What is being asked: Duplicate the data lines between the line containing "y-axis-label: PRESSURE bbox=[58, 28, 78, 117]" and the line containing "data-point bbox=[307, 471, 316, 480]", inclusive.

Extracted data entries
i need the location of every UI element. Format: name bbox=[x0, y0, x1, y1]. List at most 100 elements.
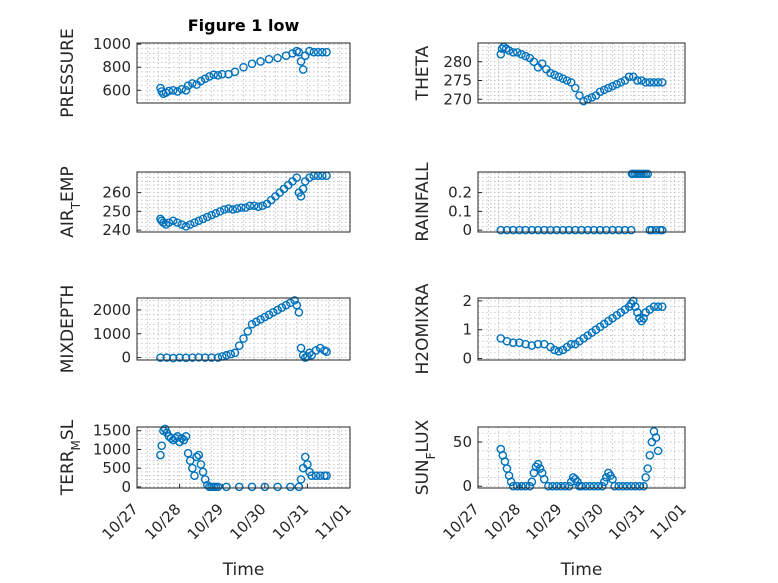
y-axis-label: PRESSURE bbox=[58, 28, 78, 117]
data-point bbox=[604, 83, 613, 93]
x-tick-label: 10/31 bbox=[605, 500, 648, 543]
data-point bbox=[232, 204, 242, 213]
data-point bbox=[527, 477, 537, 487]
subplot-rainfall: 00.10.2 RAINFALL bbox=[413, 162, 686, 242]
x-tick-label: 10/27 bbox=[99, 500, 142, 543]
data-point bbox=[200, 74, 210, 84]
data-point bbox=[554, 347, 564, 356]
data-point bbox=[256, 57, 265, 66]
data-point bbox=[626, 225, 636, 235]
data-point bbox=[562, 76, 572, 85]
data-point bbox=[298, 184, 308, 194]
y-tick-label: 800 bbox=[102, 58, 131, 76]
data-point bbox=[269, 308, 278, 317]
data-point bbox=[558, 225, 568, 235]
data-point bbox=[228, 205, 238, 214]
data-point bbox=[264, 310, 274, 319]
data-point bbox=[653, 302, 663, 311]
data-point bbox=[307, 471, 316, 480]
data-point bbox=[496, 49, 506, 59]
data-point bbox=[164, 86, 174, 96]
data-point bbox=[550, 70, 559, 80]
data-point bbox=[234, 482, 244, 492]
data-point bbox=[579, 96, 588, 106]
data-point bbox=[286, 482, 295, 492]
data-point bbox=[643, 169, 653, 179]
data-point bbox=[639, 313, 648, 323]
data-point bbox=[517, 481, 526, 491]
data-point bbox=[564, 225, 574, 235]
data-point bbox=[234, 341, 244, 350]
data-point bbox=[657, 78, 667, 87]
data-point bbox=[305, 46, 314, 56]
y-tick-label: 1 bbox=[462, 321, 472, 339]
data-point bbox=[581, 481, 590, 491]
data-point bbox=[254, 202, 263, 211]
data-point bbox=[620, 225, 630, 235]
data-point bbox=[645, 78, 655, 87]
y-tick-label: 50 bbox=[453, 433, 472, 451]
data-point bbox=[226, 349, 236, 359]
axes-box bbox=[477, 42, 686, 104]
data-point bbox=[213, 71, 223, 80]
data-point bbox=[616, 78, 626, 87]
data-point bbox=[239, 62, 248, 72]
y-tick-label: 0.1 bbox=[448, 202, 472, 220]
data-point bbox=[200, 353, 210, 362]
series-markers bbox=[156, 171, 331, 231]
data-point bbox=[554, 72, 564, 82]
series-markers bbox=[156, 424, 331, 492]
data-point bbox=[277, 303, 287, 312]
data-point bbox=[243, 327, 253, 336]
data-point bbox=[602, 225, 611, 235]
data-point bbox=[303, 460, 312, 469]
data-point bbox=[560, 481, 570, 491]
data-point bbox=[318, 47, 327, 57]
data-point bbox=[190, 471, 199, 480]
data-point bbox=[188, 353, 197, 362]
data-point bbox=[222, 350, 231, 360]
x-tick-label: 10/30 bbox=[226, 500, 269, 543]
data-point bbox=[264, 54, 274, 64]
data-point bbox=[315, 343, 325, 353]
data-point bbox=[508, 48, 518, 57]
data-point bbox=[610, 481, 619, 491]
series-markers bbox=[156, 46, 331, 99]
data-point bbox=[311, 346, 321, 355]
y-tick-label: 1500 bbox=[93, 422, 131, 440]
data-point bbox=[558, 74, 568, 83]
axes-box bbox=[136, 42, 351, 104]
data-point bbox=[196, 76, 206, 86]
y-tick-label: 2 bbox=[462, 292, 472, 310]
data-point bbox=[209, 70, 218, 80]
data-point bbox=[608, 81, 617, 91]
axes-box bbox=[136, 297, 351, 361]
y-tick-label: 1000 bbox=[93, 325, 131, 343]
data-point bbox=[566, 78, 576, 87]
y-tick-label: 270 bbox=[443, 90, 472, 108]
data-point bbox=[552, 225, 561, 235]
series-markers bbox=[156, 296, 331, 363]
x-tick-label: 10/29 bbox=[184, 500, 227, 543]
y-tick-label: 0 bbox=[121, 349, 131, 367]
data-point bbox=[162, 353, 172, 362]
data-point bbox=[502, 336, 512, 346]
data-point bbox=[258, 201, 267, 211]
data-point bbox=[175, 353, 184, 362]
data-point bbox=[237, 203, 246, 212]
axes-box bbox=[136, 426, 351, 489]
data-point bbox=[533, 339, 543, 349]
x-tick-label: 10/31 bbox=[269, 500, 312, 543]
data-point bbox=[315, 471, 325, 480]
y-tick-label: 240 bbox=[102, 221, 131, 239]
data-point bbox=[157, 441, 167, 451]
data-point bbox=[173, 432, 182, 441]
data-point bbox=[521, 51, 530, 61]
x-tick-label: 10/29 bbox=[522, 500, 565, 543]
data-point bbox=[628, 296, 638, 306]
data-point bbox=[529, 57, 539, 67]
data-point bbox=[599, 85, 609, 95]
data-point bbox=[164, 218, 174, 227]
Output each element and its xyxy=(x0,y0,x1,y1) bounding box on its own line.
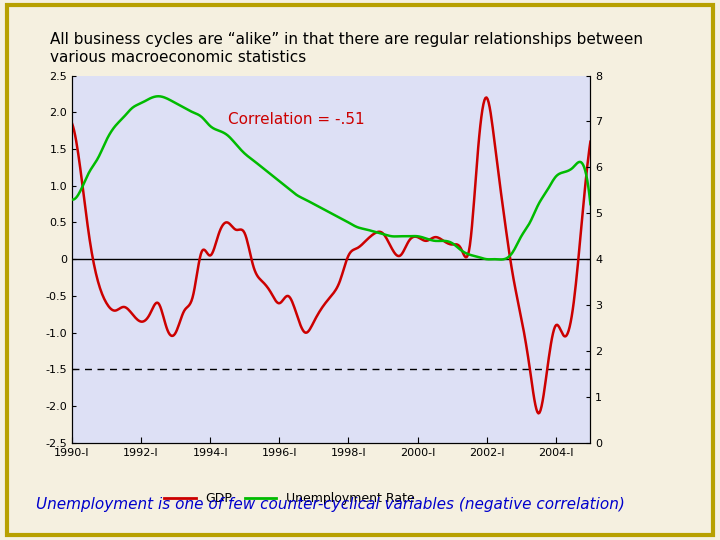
Text: All business cycles are “alike” in that there are regular relationships between
: All business cycles are “alike” in that … xyxy=(50,32,644,65)
Text: Unemployment is one of few counter-cyclical variables (negative correlation): Unemployment is one of few counter-cycli… xyxy=(36,497,625,512)
Legend: GDP, Unemployment Rate: GDP, Unemployment Rate xyxy=(159,487,420,510)
Text: Correlation = -.51: Correlation = -.51 xyxy=(228,112,364,127)
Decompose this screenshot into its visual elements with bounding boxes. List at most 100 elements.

Response:
y-axis-label: PRESSURE bbox=[58, 28, 78, 117]
data-point bbox=[604, 83, 613, 93]
x-tick-label: 10/31 bbox=[605, 500, 648, 543]
data-point bbox=[232, 204, 242, 213]
data-point bbox=[527, 477, 537, 487]
subplot-rainfall: 00.10.2 RAINFALL bbox=[413, 162, 686, 242]
x-tick-label: 10/27 bbox=[99, 500, 142, 543]
data-point bbox=[200, 74, 210, 84]
data-point bbox=[554, 347, 564, 356]
data-point bbox=[256, 57, 265, 66]
data-point bbox=[626, 225, 636, 235]
data-point bbox=[562, 76, 572, 85]
data-point bbox=[298, 184, 308, 194]
y-tick-label: 800 bbox=[102, 58, 131, 76]
data-point bbox=[269, 308, 278, 317]
data-point bbox=[558, 225, 568, 235]
data-point bbox=[228, 205, 238, 214]
data-point bbox=[264, 310, 274, 319]
data-point bbox=[653, 302, 663, 311]
data-point bbox=[307, 471, 316, 480]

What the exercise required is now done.